ENTRIES SUPPLIED:

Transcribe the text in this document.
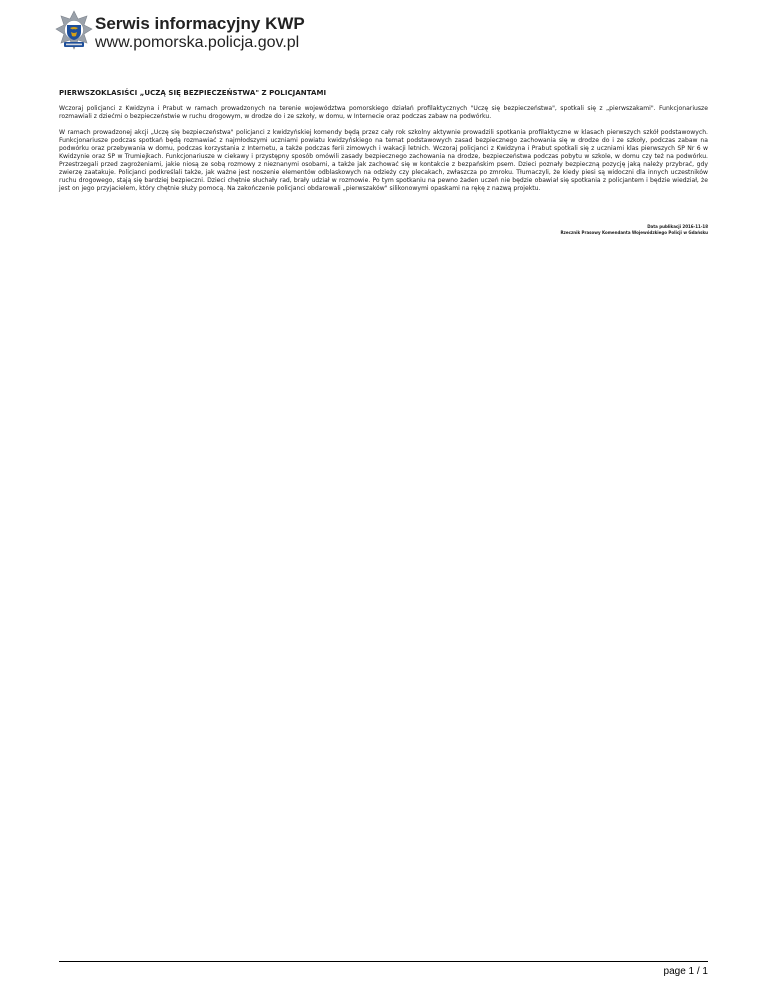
Serwis informacyjny KWP
www.pomorska.policja.gov.pl
PIERWSZOKLASIŚCI „UCZĄ SIĘ BEZPIECZEŃSTWA" Z POLICJANTAMI

Wczoraj policjanci z Kwidzyna i Prabut w ramach prowadzonych na terenie województwa pomorskiego działań profilaktycznych "Uczę się bezpieczeństwa", spotkali się z „pierwszakami". Funkcjonariusze rozmawiali z dziećmi o bezpieczeństwie w ruchu drogowym, w drodze do i ze szkoły, w domu, w Internecie oraz podczas zabaw na podwórku.

W ramach prowadzonej akcji „Uczę się bezpieczeństwa" policjanci z kwidzyńskiej komendy będą przez cały rok szkolny aktywnie prowadzili spotkania profilaktyczne w klasach pierwszych szkół podstawowych. Funkcjonariusze podczas spotkań będą rozmawiać z najmłodszymi uczniami powiatu kwidzyńskiego na temat podstawowych zasad bezpiecznego zachowania się w drodze do i ze szkoły, podczas zabaw na podwórku oraz przebywania w domu, podczas korzystania z Internetu, a także podczas ferii zimowych i wakacji letnich. Wczoraj policjanci z Kwidzyna i Prabut spotkali się z uczniami klas pierwszych SP Nr 6 w Kwidzynie oraz SP w Trumiejkach. Funkcjonariusze w ciekawy i przystępny sposób omówili zasady bezpiecznego zachowania na drodze, bezpieczeństwa podczas pobytu w szkole, w domu czy też na podwórku. Przestrzegali przed zagrożeniami, jakie niosą ze sobą rozmowy z nieznanymi osobami, a także jak zachować się w kontakcie z bezpańskim psem. Dzieci poznały bezpieczną pozycję jaką należy przybrać, gdy zwierzę zaatakuje. Policjanci podkreślali także, jak ważne jest noszenie elementów odblaskowych na odzieży czy plecakach, zwłaszcza po zmroku. Tłumaczyli, że kiedy piesi są widoczni dla innych uczestników ruchu drogowego, stają się bardziej bezpieczni. Dzieci chętnie słuchały rad, brały udział w rozmowie. Po tym spotkaniu na pewno żaden uczeń nie będzie obawiał się spotkania z policjantem i będzie wiedział, że jest on jego przyjacielem, który chętnie służy pomocą. Na zakończenie policjanci obdarowali „pierwszaków" silikonowymi opaskami na rękę z nazwą projektu.

Data publikacji 2016-11-18
Rzecznik Prasowy Komendanta Wojewódzkiego Policji w Gdańsku
page 1 / 1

WRITTEN PROBLEM:
The records above are to be reproduced exactly; the pictures are to be left out.

SOLUTION:
Transcribe the text in this document.
Serwis informacyjny KWP
www.pomorska.policja.gov.pl
PIERWSZOKLASIŚCI „UCZĄ SIĘ BEZPIECZEŃSTWA" Z POLICJANTAMI

Wczoraj policjanci z Kwidzyna i Prabut w ramach prowadzonych na terenie województwa pomorskiego działań profilaktycznych "Uczę się bezpieczeństwa", spotkali się z „pierwszakami". Funkcjonariusze rozmawiali z dziećmi o bezpieczeństwie w ruchu drogowym, w drodze do i ze szkoły, w domu, w Internecie oraz podczas zabaw na podwórku.

W ramach prowadzonej akcji „Uczę się bezpieczeństwa" policjanci z kwidzyńskiej komendy będą przez cały rok szkolny aktywnie prowadzili spotkania profilaktyczne w klasach pierwszych szkół podstawowych. Funkcjonariusze podczas spotkań będą rozmawiać z najmłodszymi uczniami powiatu kwidzyńskiego na temat podstawowych zasad bezpiecznego zachowania się w drodze do i ze szkoły, podczas zabaw na podwórku oraz przebywania w domu, podczas korzystania z Internetu, a także podczas ferii zimowych i wakacji letnich. Wczoraj policjanci z Kwidzyna i Prabut spotkali się z uczniami klas pierwszych SP Nr 6 w Kwidzynie oraz SP w Trumiejkach. Funkcjonariusze w ciekawy i przystępny sposób omówili zasady bezpiecznego zachowania na drodze, bezpieczeństwa podczas pobytu w szkole, w domu czy też na podwórku. Przestrzegali przed zagrożeniami, jakie niosą ze sobą rozmowy z nieznanymi osobami, a także jak zachować się w kontakcie z bezpańskim psem. Dzieci poznały bezpieczną pozycję jaką należy przybrać, gdy zwierzę zaatakuje. Policjanci podkreślali także, jak ważne jest noszenie elementów odblaskowych na odzieży czy plecakach, zwłaszcza po zmroku. Tłumaczyli, że kiedy piesi są widoczni dla innych uczestników ruchu drogowego, stają się bardziej bezpieczni. Dzieci chętnie słuchały rad, brały udział w rozmowie. Po tym spotkaniu na pewno żaden uczeń nie będzie obawiał się spotkania z policjantem i będzie wiedział, że jest on jego przyjacielem, który chętnie służy pomocą. Na zakończenie policjanci obdarowali „pierwszaków" silikonowymi opaskami na rękę z nazwą projektu.

Data publikacji 2016-11-18
Rzecznik Prasowy Komendanta Wojewódzkiego Policji w Gdańsku
page 1 / 1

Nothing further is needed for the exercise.